Whenever a line below holds the word "VMCC", copy that line.
**** Working data
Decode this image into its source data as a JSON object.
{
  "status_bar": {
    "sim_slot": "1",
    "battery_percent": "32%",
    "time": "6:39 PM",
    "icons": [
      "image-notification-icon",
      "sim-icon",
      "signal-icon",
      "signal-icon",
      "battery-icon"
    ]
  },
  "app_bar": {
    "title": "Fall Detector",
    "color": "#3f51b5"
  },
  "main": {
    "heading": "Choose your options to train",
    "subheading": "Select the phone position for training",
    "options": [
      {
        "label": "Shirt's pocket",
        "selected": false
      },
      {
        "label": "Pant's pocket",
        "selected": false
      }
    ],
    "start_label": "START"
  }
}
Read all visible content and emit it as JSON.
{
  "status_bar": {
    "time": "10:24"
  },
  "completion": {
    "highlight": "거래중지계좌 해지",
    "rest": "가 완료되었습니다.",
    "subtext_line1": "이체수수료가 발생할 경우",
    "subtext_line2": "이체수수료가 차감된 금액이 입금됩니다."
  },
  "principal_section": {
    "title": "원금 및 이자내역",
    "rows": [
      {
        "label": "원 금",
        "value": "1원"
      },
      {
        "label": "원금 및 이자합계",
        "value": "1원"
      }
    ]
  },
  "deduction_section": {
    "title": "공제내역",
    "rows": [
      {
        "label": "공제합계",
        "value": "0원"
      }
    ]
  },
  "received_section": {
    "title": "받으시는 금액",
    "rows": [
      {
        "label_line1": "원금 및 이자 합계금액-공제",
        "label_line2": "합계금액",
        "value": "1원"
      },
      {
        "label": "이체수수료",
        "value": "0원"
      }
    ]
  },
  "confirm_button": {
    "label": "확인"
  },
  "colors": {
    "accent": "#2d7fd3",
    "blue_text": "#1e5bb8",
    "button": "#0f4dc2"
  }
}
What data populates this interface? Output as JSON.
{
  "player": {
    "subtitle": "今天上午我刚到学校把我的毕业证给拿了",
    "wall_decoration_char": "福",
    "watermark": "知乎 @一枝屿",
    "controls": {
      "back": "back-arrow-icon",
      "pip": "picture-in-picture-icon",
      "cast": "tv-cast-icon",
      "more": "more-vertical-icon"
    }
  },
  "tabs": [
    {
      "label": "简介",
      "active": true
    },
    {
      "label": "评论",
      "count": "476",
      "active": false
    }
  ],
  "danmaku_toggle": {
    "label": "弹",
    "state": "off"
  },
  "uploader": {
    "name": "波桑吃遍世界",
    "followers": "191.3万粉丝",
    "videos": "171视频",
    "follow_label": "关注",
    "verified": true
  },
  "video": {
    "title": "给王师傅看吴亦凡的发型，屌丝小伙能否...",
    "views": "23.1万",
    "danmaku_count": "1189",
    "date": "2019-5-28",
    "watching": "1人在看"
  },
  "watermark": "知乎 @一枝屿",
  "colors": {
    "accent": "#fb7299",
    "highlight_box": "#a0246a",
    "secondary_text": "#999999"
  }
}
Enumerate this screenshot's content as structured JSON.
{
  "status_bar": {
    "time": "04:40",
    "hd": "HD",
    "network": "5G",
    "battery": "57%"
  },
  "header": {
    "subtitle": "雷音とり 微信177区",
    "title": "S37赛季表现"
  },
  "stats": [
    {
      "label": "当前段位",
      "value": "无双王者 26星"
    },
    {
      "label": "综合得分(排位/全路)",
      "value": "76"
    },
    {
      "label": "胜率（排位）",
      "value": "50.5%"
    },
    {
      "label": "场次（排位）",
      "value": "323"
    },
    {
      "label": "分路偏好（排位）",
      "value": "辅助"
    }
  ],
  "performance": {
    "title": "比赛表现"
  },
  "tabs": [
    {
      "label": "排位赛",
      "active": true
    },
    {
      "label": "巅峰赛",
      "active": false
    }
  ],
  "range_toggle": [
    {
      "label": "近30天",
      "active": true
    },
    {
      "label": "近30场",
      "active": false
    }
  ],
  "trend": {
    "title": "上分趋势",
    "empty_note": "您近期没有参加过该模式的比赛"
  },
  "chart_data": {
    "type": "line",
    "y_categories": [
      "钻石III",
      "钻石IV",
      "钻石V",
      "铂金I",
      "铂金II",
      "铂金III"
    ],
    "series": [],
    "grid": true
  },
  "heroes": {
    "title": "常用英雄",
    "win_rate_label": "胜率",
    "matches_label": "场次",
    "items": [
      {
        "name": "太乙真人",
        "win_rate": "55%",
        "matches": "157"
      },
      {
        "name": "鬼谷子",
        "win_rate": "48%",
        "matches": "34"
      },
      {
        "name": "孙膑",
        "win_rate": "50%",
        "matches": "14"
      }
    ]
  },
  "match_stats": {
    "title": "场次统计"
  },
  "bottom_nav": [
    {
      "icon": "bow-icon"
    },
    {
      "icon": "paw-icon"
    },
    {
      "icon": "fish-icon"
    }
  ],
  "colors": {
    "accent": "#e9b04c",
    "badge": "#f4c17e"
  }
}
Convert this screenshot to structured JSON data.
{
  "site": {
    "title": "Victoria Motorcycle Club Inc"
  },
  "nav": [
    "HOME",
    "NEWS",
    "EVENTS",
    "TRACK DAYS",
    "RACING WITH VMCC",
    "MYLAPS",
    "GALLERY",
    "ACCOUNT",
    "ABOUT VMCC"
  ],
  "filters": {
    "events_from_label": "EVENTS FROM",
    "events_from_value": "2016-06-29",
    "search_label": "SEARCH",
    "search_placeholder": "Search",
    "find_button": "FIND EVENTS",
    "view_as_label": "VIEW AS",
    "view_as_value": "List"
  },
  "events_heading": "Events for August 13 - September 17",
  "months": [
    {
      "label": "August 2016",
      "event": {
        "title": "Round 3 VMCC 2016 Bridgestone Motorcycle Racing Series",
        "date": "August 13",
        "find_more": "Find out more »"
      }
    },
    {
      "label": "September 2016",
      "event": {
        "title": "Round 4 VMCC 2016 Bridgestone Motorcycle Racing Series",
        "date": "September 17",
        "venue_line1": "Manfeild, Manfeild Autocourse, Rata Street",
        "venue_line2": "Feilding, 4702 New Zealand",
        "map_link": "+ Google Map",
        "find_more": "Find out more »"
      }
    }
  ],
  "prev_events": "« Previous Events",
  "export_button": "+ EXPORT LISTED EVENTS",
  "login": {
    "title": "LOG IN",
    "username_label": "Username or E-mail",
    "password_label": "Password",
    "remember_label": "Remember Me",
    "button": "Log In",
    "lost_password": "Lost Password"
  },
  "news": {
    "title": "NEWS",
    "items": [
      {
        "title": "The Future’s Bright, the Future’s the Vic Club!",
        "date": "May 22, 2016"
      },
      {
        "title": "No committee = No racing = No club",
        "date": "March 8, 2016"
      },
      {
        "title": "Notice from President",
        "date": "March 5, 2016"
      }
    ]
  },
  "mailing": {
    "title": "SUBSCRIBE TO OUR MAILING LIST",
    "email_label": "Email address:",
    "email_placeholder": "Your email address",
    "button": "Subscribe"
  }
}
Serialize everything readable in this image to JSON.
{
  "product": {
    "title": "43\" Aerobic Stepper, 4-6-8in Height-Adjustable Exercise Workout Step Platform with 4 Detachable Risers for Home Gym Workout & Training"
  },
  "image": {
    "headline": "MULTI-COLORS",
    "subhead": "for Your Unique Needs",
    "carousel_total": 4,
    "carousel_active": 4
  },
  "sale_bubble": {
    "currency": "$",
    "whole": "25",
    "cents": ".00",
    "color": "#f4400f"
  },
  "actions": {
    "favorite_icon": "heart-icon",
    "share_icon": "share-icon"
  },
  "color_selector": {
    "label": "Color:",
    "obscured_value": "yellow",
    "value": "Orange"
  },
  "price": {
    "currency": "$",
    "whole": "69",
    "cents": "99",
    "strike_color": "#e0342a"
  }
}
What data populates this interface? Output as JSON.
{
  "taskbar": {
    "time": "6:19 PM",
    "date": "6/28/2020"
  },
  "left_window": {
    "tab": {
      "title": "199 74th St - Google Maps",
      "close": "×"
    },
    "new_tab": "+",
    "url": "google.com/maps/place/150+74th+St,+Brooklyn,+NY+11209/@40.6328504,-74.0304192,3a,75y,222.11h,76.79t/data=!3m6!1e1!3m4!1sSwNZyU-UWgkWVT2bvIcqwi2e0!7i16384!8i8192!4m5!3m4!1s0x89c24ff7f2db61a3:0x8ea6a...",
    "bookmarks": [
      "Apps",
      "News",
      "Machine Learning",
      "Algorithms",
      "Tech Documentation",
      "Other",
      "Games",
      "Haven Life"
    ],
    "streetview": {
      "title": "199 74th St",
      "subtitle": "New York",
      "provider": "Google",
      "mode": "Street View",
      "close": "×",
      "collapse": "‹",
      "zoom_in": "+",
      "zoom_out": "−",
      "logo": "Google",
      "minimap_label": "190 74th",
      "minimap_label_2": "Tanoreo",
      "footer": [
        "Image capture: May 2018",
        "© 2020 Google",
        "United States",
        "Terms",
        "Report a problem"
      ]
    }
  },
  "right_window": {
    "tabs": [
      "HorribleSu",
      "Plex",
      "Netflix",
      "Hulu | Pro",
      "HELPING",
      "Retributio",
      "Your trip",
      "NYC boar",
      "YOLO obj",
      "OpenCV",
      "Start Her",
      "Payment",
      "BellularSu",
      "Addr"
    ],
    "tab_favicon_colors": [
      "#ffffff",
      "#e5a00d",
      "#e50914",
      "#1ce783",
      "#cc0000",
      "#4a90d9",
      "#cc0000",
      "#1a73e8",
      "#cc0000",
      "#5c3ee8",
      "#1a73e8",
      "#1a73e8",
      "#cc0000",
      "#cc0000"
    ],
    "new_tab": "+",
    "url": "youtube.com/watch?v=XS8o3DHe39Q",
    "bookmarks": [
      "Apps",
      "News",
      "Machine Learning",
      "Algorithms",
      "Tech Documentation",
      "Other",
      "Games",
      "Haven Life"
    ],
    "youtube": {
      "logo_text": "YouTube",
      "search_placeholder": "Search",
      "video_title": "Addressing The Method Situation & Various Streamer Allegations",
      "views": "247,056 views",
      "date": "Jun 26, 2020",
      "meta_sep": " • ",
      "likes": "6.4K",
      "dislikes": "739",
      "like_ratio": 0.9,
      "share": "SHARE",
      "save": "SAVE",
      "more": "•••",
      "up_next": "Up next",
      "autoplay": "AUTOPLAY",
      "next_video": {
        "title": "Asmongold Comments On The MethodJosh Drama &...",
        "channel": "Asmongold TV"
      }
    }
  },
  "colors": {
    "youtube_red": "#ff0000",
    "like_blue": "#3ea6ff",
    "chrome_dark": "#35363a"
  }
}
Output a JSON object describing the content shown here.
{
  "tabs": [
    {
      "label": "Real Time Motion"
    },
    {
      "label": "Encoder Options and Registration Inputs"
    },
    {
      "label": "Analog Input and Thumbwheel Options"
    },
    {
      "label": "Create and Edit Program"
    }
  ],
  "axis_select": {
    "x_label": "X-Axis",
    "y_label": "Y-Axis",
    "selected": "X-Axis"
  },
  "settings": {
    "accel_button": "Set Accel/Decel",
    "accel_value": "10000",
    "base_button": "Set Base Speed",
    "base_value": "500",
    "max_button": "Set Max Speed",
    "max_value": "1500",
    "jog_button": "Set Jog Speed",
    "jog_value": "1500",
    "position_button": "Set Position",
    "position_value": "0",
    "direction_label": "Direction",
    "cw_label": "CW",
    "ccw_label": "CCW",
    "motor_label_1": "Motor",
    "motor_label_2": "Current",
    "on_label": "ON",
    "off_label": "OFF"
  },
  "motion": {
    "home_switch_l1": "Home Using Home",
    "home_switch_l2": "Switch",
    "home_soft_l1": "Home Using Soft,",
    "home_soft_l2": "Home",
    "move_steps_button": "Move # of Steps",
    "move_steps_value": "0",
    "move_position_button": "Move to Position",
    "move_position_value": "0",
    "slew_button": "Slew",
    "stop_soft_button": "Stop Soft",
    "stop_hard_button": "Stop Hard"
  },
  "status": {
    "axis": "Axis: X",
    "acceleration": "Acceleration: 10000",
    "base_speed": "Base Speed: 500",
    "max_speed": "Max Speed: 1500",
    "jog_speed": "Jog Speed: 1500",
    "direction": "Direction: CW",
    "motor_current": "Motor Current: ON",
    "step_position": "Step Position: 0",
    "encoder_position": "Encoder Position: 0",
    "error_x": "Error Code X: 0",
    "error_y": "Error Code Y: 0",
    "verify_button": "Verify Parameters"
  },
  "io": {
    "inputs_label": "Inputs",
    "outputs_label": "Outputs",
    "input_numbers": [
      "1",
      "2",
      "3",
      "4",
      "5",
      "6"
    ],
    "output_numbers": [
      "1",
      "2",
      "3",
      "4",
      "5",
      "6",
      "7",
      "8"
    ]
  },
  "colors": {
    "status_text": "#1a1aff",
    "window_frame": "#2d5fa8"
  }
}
********
**Final result**
    "RACING WITH VMCC",
    "ABOUT VMCC"
        "title": "Round 3 VMCC 2016 Bridgestone Motorcycle Racing Series",
        "title": "Round 4 VMCC 2016 Bridgestone Motorcycle Racing Series",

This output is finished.